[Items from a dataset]
----------

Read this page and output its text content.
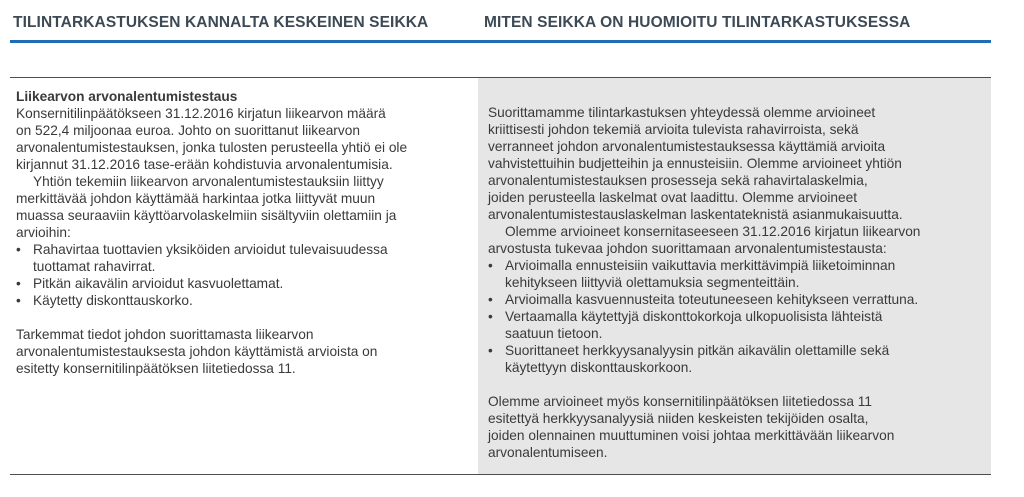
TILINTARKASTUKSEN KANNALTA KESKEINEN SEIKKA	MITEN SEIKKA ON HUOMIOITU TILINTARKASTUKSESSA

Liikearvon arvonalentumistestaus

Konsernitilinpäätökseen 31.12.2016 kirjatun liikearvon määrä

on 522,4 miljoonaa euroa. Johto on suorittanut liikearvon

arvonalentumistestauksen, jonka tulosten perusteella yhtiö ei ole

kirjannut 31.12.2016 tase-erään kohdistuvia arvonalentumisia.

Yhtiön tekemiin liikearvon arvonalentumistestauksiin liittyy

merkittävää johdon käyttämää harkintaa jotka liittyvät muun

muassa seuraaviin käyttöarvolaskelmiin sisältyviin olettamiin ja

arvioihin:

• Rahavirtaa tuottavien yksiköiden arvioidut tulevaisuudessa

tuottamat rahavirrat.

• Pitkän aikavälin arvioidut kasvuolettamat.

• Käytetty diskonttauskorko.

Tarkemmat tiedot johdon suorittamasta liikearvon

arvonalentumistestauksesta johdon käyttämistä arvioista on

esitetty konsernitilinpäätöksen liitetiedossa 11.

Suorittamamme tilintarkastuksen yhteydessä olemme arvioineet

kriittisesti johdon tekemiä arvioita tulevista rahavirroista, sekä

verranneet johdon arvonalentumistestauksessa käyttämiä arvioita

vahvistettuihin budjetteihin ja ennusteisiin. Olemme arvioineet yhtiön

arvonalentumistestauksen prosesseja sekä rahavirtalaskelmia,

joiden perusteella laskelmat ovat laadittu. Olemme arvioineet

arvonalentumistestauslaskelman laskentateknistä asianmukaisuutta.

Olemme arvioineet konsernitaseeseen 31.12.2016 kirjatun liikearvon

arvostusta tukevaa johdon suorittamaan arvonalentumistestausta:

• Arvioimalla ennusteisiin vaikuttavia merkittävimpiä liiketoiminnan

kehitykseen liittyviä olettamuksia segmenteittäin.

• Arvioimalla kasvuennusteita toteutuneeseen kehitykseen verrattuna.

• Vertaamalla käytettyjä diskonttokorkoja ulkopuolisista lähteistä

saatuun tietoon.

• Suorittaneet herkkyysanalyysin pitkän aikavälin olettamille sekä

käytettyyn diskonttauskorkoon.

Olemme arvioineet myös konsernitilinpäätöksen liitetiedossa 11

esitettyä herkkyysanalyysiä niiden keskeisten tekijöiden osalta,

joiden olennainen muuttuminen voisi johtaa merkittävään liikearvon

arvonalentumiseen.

----------

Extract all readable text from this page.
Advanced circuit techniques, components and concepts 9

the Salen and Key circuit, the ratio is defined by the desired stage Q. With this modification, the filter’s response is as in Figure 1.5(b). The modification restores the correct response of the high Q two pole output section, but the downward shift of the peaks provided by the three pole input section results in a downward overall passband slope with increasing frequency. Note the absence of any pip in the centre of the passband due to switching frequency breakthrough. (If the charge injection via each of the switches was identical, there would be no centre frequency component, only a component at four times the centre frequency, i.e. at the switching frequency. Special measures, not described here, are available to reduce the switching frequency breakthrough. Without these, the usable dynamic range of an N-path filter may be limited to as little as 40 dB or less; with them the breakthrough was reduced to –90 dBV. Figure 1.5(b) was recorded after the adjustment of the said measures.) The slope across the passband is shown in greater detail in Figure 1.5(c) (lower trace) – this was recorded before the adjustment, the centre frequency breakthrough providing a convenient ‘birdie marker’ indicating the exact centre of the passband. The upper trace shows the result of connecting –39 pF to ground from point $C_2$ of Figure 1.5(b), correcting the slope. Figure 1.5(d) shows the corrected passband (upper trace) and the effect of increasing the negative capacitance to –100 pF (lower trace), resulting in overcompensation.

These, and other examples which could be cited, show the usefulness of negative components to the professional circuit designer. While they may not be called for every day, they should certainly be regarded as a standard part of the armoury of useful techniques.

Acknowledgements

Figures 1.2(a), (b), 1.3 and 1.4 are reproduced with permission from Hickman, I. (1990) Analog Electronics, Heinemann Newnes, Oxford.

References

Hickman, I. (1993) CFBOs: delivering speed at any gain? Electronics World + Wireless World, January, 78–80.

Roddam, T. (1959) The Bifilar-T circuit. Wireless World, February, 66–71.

----------

* GIVEN TASK: Of the lines above, how many contain the string "aikavälin"? Only the number is required.

* THE SOLUTION: 2